Aim of the task. Scan the data below and pick out the lines containing the word "共价键的键能越大".

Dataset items
+===+
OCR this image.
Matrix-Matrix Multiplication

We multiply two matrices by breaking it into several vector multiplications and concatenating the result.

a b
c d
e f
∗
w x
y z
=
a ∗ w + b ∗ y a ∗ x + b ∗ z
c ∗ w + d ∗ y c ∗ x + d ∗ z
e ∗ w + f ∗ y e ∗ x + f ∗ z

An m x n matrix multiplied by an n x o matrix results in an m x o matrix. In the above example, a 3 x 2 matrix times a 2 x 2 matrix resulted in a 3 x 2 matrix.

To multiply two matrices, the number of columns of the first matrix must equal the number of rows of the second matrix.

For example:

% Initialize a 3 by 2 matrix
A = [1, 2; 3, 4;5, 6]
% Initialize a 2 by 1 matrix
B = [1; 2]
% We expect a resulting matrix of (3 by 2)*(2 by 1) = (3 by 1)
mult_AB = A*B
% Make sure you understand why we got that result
+===+
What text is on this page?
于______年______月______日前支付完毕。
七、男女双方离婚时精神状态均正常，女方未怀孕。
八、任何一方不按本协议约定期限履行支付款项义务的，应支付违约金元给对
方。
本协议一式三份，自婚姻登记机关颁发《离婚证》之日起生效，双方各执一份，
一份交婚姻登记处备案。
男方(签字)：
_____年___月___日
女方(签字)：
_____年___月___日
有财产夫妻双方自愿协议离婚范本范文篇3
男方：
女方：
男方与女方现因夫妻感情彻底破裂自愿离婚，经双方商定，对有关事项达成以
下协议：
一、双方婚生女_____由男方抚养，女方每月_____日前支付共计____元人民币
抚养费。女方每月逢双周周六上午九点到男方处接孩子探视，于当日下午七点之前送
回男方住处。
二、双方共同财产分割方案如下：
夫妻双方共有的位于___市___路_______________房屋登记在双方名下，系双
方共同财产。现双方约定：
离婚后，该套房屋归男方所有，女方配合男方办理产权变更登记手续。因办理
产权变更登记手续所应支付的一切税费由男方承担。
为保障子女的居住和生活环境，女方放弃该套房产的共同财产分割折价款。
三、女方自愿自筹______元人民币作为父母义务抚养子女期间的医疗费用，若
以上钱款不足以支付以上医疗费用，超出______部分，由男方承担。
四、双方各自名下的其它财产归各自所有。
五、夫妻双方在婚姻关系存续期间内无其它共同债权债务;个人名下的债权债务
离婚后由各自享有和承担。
+===+
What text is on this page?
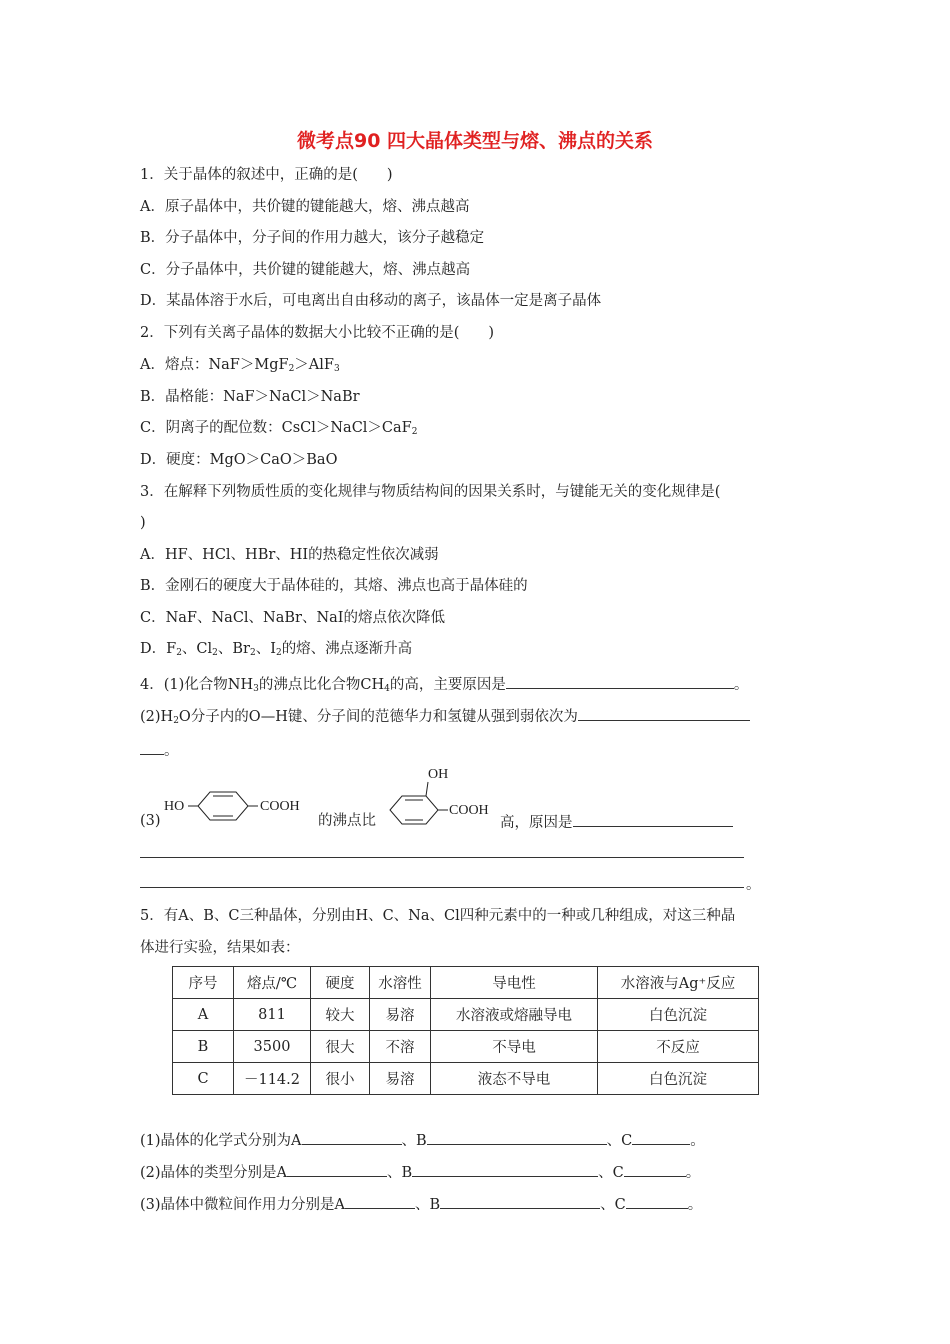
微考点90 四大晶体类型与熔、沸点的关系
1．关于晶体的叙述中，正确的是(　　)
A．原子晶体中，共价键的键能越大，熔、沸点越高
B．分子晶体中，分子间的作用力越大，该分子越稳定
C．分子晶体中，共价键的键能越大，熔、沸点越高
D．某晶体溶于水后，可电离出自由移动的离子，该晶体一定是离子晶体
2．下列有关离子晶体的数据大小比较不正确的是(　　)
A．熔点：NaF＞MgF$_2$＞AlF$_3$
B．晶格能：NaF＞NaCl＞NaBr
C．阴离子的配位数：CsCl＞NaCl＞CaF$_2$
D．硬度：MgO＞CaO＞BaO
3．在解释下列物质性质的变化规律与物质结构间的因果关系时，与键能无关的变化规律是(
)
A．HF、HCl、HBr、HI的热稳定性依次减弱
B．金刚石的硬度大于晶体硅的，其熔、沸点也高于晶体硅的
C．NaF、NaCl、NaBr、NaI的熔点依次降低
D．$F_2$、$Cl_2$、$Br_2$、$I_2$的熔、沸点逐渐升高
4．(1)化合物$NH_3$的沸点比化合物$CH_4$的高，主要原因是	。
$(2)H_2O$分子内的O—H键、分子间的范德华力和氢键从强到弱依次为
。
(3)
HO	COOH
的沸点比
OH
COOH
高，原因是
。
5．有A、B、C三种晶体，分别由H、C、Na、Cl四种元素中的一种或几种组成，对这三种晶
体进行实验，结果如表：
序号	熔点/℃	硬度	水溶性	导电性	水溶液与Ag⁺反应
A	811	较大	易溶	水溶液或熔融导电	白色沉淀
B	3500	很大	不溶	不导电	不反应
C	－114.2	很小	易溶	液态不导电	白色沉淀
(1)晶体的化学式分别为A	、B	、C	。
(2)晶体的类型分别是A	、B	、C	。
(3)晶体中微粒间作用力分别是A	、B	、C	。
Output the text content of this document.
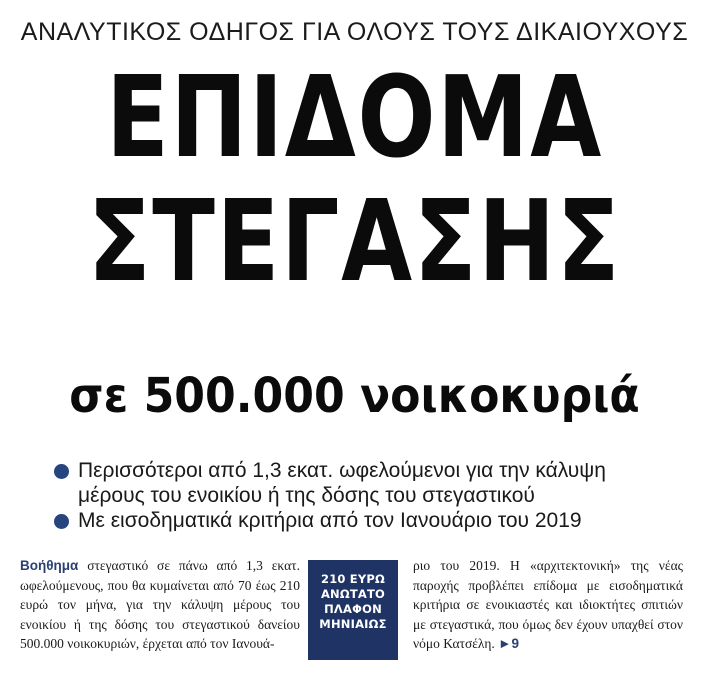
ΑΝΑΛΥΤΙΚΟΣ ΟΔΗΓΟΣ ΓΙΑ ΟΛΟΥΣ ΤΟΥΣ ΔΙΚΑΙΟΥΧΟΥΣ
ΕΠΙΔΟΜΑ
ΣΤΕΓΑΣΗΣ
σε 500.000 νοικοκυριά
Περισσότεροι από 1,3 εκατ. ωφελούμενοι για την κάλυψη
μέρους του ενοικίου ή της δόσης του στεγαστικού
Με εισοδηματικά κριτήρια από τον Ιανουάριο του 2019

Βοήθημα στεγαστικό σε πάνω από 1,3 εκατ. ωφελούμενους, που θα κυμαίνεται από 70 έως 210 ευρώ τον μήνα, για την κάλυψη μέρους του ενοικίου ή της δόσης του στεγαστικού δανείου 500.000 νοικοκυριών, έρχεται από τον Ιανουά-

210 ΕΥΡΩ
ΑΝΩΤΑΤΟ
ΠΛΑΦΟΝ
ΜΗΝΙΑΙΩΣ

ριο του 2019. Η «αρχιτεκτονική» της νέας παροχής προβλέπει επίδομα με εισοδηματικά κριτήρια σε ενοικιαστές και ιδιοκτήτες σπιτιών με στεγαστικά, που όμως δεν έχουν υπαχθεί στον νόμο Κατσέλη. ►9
+===+
Exercise response.
A．原子晶体中，共价键的键能越大，熔、沸点越高
C．分子晶体中，共价键的键能越大，熔、沸点越高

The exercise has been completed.